Repeat every line below exactly, word for word.

[Dataset entries]
◇ ◇ ◇ ◇

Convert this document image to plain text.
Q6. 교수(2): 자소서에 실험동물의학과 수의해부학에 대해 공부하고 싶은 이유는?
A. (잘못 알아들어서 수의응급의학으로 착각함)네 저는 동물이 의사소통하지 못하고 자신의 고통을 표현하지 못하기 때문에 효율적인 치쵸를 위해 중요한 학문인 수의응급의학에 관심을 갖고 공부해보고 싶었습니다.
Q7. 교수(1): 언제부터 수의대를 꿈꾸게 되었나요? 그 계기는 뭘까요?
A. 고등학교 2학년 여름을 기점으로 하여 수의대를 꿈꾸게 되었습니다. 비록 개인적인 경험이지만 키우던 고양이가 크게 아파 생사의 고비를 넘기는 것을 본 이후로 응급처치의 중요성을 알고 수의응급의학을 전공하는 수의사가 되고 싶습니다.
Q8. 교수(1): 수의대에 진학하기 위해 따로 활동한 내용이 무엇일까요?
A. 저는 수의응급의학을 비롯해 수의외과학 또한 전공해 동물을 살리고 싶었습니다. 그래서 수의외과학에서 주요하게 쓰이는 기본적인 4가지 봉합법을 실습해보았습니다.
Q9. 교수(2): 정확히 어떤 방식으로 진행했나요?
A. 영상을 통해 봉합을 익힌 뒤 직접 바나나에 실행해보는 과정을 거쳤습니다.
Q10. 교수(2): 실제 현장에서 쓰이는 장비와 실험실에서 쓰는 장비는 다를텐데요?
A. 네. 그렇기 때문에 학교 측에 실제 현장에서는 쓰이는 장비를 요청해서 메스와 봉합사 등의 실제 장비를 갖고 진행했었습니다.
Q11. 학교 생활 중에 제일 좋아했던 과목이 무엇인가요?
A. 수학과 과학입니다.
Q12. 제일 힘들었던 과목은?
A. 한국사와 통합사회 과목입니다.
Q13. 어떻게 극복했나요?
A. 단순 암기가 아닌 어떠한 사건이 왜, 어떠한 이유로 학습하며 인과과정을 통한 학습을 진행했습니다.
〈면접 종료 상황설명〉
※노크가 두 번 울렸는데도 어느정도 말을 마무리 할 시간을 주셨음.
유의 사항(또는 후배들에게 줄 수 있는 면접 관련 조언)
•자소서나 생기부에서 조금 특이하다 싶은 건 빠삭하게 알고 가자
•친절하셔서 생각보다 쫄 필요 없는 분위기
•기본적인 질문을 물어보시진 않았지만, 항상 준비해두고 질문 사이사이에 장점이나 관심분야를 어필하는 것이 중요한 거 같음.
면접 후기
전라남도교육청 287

◇ ◇ ◇ ◇

The response:
Convert this document image to plain text.
Q6. 교수(2): 자소서에 실험동물의학과 수의해부학에 대해 공부하고 싶은 이유는?
A. (잘못 알아들어서 수의응급의학으로 착각함)네 저는 동물이 의사소통하지 못하고 자신의 고통을 표현하지 못하기 때문에 효율적인 치쵸를 위해 중요한 학문인 수의응급의학에 관심을 갖고 공부해보고 싶었습니다.
Q7. 교수(1): 언제부터 수의대를 꿈꾸게 되었나요? 그 계기는 뭘까요?
A. 고등학교 2학년 여름을 기점으로 하여 수의대를 꿈꾸게 되었습니다. 비록 개인적인 경험이지만 키우던 고양이가 크게 아파 생사의 고비를 넘기는 것을 본 이후로 응급처치의 중요성을 알고 수의응급의학을 전공하는 수의사가 되고 싶습니다.
Q8. 교수(1): 수의대에 진학하기 위해 따로 활동한 내용이 무엇일까요?
A. 저는 수의응급의학을 비롯해 수의외과학 또한 전공해 동물을 살리고 싶었습니다. 그래서 수의외과학에서 주요하게 쓰이는 기본적인 4가지 봉합법을 실습해보았습니다.
Q9. 교수(2): 정확히 어떤 방식으로 진행했나요?
A. 영상을 통해 봉합을 익힌 뒤 직접 바나나에 실행해보는 과정을 거쳤습니다.
Q10. 교수(2): 실제 현장에서 쓰이는 장비와 실험실에서 쓰는 장비는 다를텐데요?
A. 네. 그렇기 때문에 학교 측에 실제 현장에서는 쓰이는 장비를 요청해서 메스와 봉합사 등의 실제 장비를 갖고 진행했었습니다.
Q11. 학교 생활 중에 제일 좋아했던 과목이 무엇인가요?
A. 수학과 과학입니다.
Q12. 제일 힘들었던 과목은?
A. 한국사와 통합사회 과목입니다.
Q13. 어떻게 극복했나요?
A. 단순 암기가 아닌 어떠한 사건이 왜, 어떠한 이유로 학습하며 인과과정을 통한 학습을 진행했습니다.
〈면접 종료 상황설명〉
※노크가 두 번 울렸는데도 어느정도 말을 마무리 할 시간을 주셨음.
유의 사항(또는 후배들에게 줄 수 있는 면접 관련 조언)
•자소서나 생기부에서 조금 특이하다 싶은 건 빠삭하게 알고 가자
•친절하셔서 생각보다 쫄 필요 없는 분위기
•기본적인 질문을 물어보시진 않았지만, 항상 준비해두고 질문 사이사이에 장점이나 관심분야를 어필하는 것이 중요한 거 같음.
면접 후기
전라남도교육청 287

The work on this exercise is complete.